— Start Information provided —

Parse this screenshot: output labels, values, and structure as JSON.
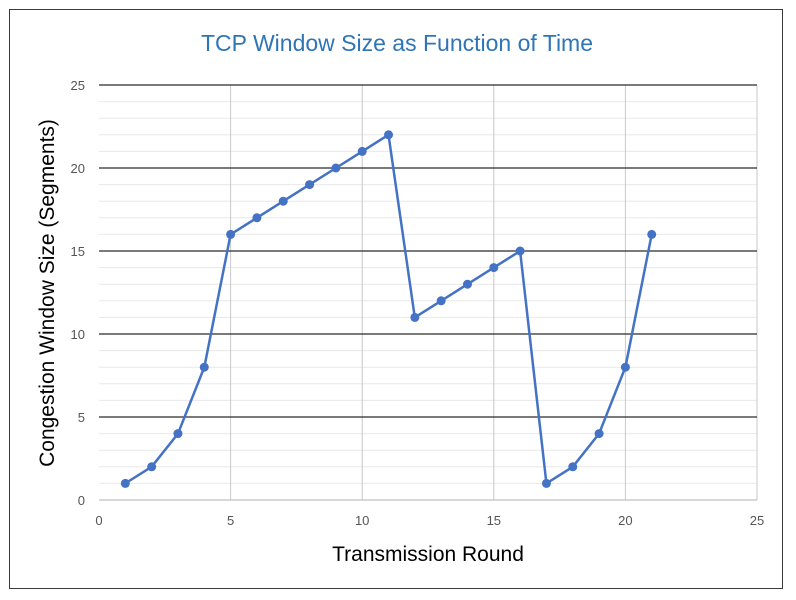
{
  "chart_data": {
    "type": "line",
    "title": "TCP Window Size as Function of Time",
    "xlabel": "Transmission Round",
    "ylabel": "Congestion Window Size (Segments)",
    "xlim": [
      0,
      25
    ],
    "ylim": [
      0,
      25
    ],
    "xticks": [
      0,
      5,
      10,
      15,
      20,
      25
    ],
    "yticks": [
      0,
      5,
      10,
      15,
      20,
      25
    ],
    "grid": true,
    "legend": "none",
    "series": [
      {
        "color": "#4472c4",
        "x": [
          1,
          2,
          3,
          4,
          5,
          6,
          7,
          8,
          9,
          10,
          11,
          12,
          13,
          14,
          15,
          16,
          17,
          18,
          19,
          20,
          21
        ],
        "y": [
          1,
          2,
          4,
          8,
          16,
          17,
          18,
          19,
          20,
          21,
          22,
          11,
          12,
          13,
          14,
          15,
          1,
          2,
          4,
          8,
          16
        ]
      }
    ]
  }
}
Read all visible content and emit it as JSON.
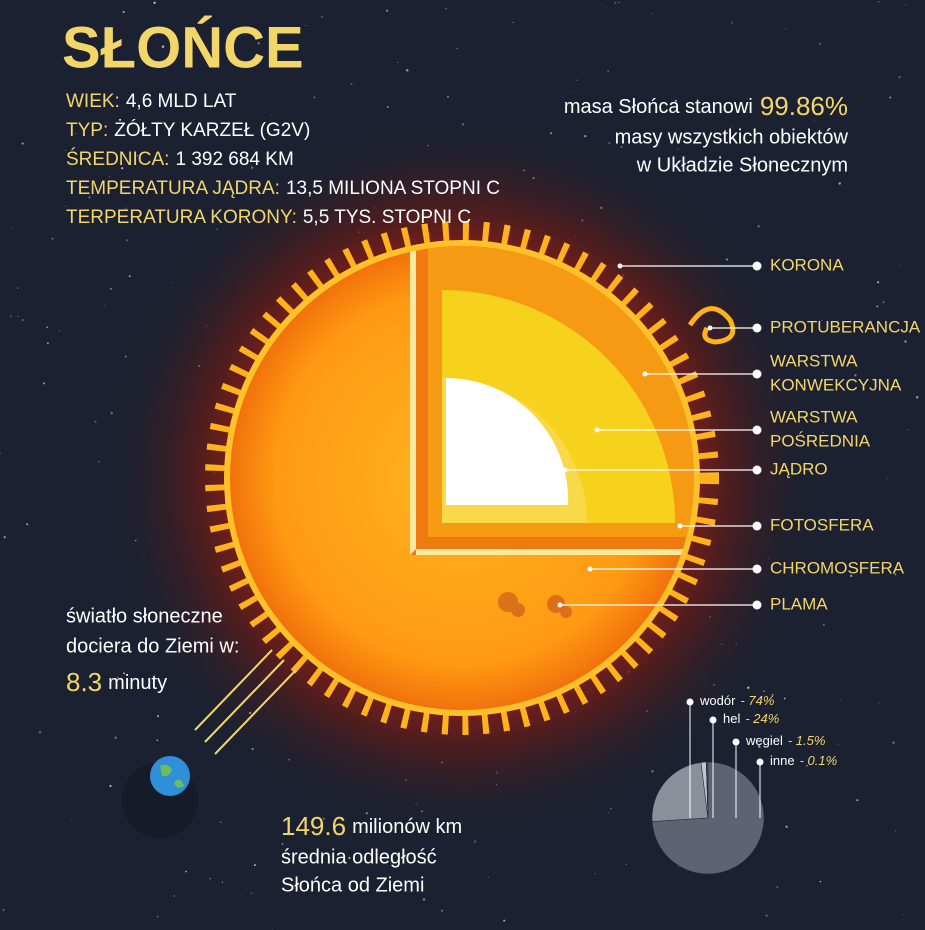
{
  "title": "SŁOŃCE",
  "facts": [
    {
      "label": "WIEK:",
      "value": "4,6 MLD LAT"
    },
    {
      "label": "TYP:",
      "value": "ŻÓŁTY KARZEŁ (G2V)"
    },
    {
      "label": "ŚREDNICA:",
      "value": "1 392 684 KM"
    },
    {
      "label": "TEMPERATURA JĄDRA:",
      "value": "13,5 MILIONA STOPNI C"
    },
    {
      "label": "TERPERATURA KORONY:",
      "value": "5,5 TYS. STOPNI C"
    }
  ],
  "mass_note": {
    "prefix": "masa Słońca stanowi",
    "highlight": "99.86%",
    "lines": [
      "masy wszystkich obiektów",
      "w Układzie Słonecznym"
    ]
  },
  "layers": [
    {
      "lines": [
        "KORONA"
      ]
    },
    {
      "lines": [
        "PROTUBERANCJA"
      ]
    },
    {
      "lines": [
        "WARSTWA",
        "KONWEKCYJNA"
      ]
    },
    {
      "lines": [
        "WARSTWA",
        "POŚREDNIA"
      ]
    },
    {
      "lines": [
        "JĄDRO"
      ]
    },
    {
      "lines": [
        "FOTOSFERA"
      ]
    },
    {
      "lines": [
        "CHROMOSFERA"
      ]
    },
    {
      "lines": [
        "PLAMA"
      ]
    }
  ],
  "light_note": {
    "lines": [
      "światło słoneczne",
      "dociera do Ziemi w:"
    ],
    "highlight": "8.3",
    "unit": "minuty"
  },
  "distance_note": {
    "highlight": "149.6",
    "unit": "milionów km",
    "lines": [
      "średnia odległość",
      "Słońca od Ziemi"
    ]
  },
  "composition": [
    {
      "name": "wodór",
      "value": 74,
      "label": "- 74%"
    },
    {
      "name": "hel",
      "value": 24,
      "label": "- 24%"
    },
    {
      "name": "węgiel",
      "value": 1.5,
      "label": "- 1.5%"
    },
    {
      "name": "inne",
      "value": 0.1,
      "label": "- 0.1%"
    }
  ]
}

— End Information provided —

◆ **Task to carry out**: Extract, from the listing above, every line where the string "Window" occurs.

◆ **Expected answer**:
    "title": "TCP Window Size as Function of Time",
    "ylabel": "Congestion Window Size (Segments)",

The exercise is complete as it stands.